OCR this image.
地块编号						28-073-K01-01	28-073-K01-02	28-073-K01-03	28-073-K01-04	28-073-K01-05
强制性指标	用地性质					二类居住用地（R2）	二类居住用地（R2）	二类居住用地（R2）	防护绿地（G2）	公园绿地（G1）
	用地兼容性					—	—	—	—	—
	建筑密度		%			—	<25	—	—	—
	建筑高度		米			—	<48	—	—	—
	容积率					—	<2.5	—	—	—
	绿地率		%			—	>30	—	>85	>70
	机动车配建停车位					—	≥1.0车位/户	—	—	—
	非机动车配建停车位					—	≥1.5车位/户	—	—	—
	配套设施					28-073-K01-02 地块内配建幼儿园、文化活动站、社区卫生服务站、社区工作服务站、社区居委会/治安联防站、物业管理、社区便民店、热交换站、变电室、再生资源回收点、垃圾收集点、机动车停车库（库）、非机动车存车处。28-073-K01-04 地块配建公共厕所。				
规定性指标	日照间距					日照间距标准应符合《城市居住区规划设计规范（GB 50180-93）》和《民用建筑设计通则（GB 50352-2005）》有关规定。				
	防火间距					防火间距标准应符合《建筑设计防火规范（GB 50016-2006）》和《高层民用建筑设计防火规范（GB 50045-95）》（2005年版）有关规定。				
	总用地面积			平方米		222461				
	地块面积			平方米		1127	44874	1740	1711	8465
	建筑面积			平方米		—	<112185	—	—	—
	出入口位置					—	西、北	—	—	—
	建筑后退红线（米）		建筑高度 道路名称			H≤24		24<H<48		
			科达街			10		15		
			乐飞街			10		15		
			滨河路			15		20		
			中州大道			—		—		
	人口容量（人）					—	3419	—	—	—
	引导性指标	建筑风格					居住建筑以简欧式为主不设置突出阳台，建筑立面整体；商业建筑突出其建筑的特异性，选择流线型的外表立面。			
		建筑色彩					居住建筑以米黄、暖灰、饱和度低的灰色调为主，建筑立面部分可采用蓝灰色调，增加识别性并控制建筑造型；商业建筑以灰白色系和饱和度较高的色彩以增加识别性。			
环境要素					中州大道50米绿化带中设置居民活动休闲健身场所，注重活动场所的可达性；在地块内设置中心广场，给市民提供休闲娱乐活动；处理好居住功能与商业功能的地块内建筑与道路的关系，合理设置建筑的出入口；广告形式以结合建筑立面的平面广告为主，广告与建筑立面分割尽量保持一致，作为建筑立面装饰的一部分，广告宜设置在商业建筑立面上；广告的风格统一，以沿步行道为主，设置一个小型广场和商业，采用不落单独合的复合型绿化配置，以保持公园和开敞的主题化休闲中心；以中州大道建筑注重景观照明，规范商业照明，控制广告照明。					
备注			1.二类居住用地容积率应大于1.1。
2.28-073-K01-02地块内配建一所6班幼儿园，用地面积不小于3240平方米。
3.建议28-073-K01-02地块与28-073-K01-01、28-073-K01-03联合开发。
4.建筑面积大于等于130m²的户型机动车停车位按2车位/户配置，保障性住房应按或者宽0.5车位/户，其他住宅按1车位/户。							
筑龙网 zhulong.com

==

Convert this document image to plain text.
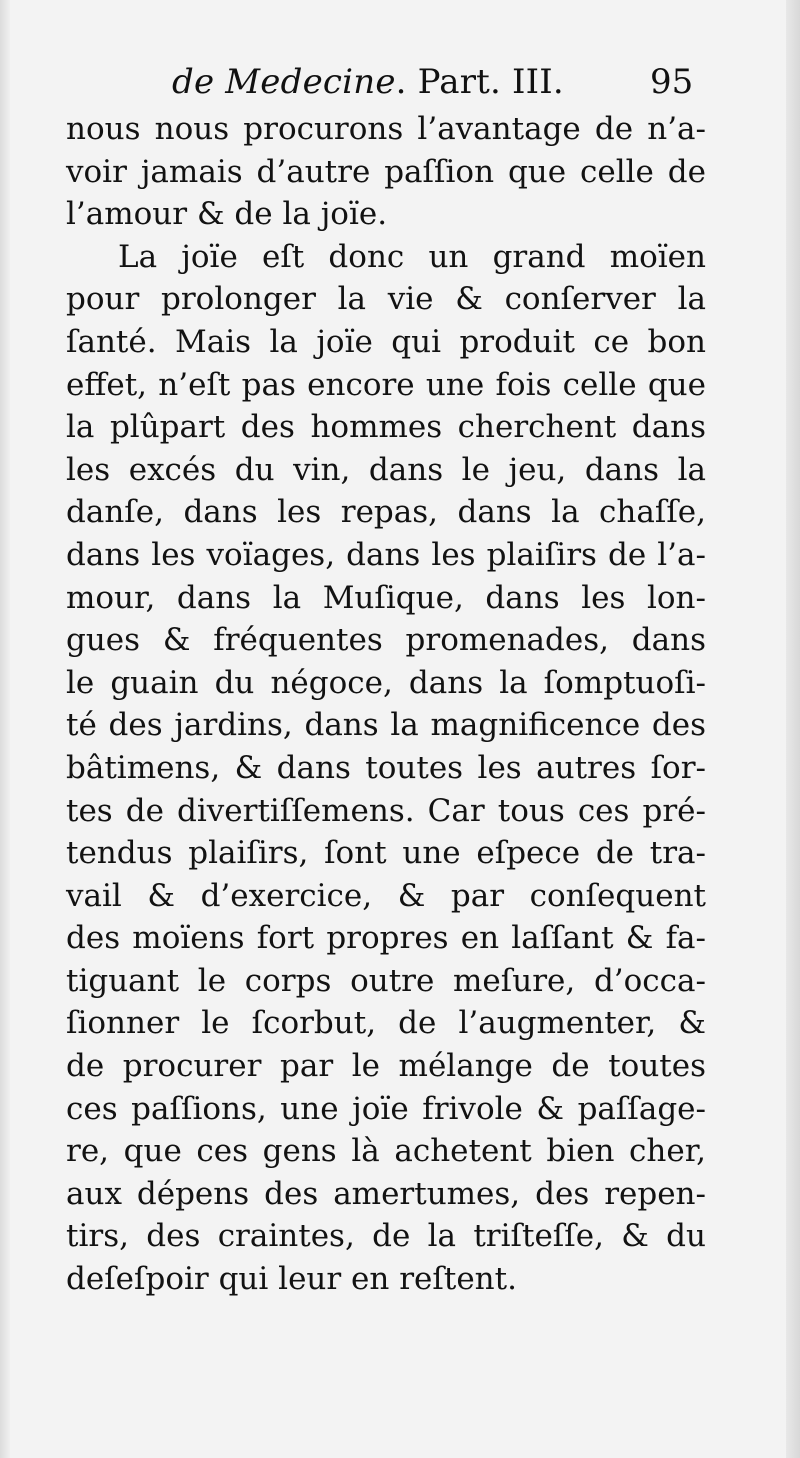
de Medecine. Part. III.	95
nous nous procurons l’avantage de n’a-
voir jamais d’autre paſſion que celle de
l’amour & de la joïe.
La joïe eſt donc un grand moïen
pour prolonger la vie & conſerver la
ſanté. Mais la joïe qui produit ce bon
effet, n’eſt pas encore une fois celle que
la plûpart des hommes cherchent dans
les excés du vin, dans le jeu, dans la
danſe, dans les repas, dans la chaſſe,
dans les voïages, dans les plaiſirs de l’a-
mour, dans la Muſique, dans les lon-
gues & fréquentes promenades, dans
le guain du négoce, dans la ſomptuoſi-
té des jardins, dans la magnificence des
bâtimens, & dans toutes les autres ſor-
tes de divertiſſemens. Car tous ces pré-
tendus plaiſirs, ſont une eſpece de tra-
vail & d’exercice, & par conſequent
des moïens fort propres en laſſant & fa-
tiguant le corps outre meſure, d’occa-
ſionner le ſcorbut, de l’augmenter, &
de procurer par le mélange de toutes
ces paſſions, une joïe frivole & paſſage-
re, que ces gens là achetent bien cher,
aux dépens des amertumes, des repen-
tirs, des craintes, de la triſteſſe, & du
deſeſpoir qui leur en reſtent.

**Task**
Where a line above includes "dans", copy that line.

**Task output**
la plûpart des hommes cherchent dans
les excés du vin, dans le jeu, dans la
danſe, dans les repas, dans la chaſſe,
dans les voïages, dans les plaiſirs de l’a-
mour, dans la Muſique, dans les lon-
gues & fréquentes promenades, dans
le guain du négoce, dans la ſomptuoſi-
té des jardins, dans la magnificence des
bâtimens, & dans toutes les autres ſor-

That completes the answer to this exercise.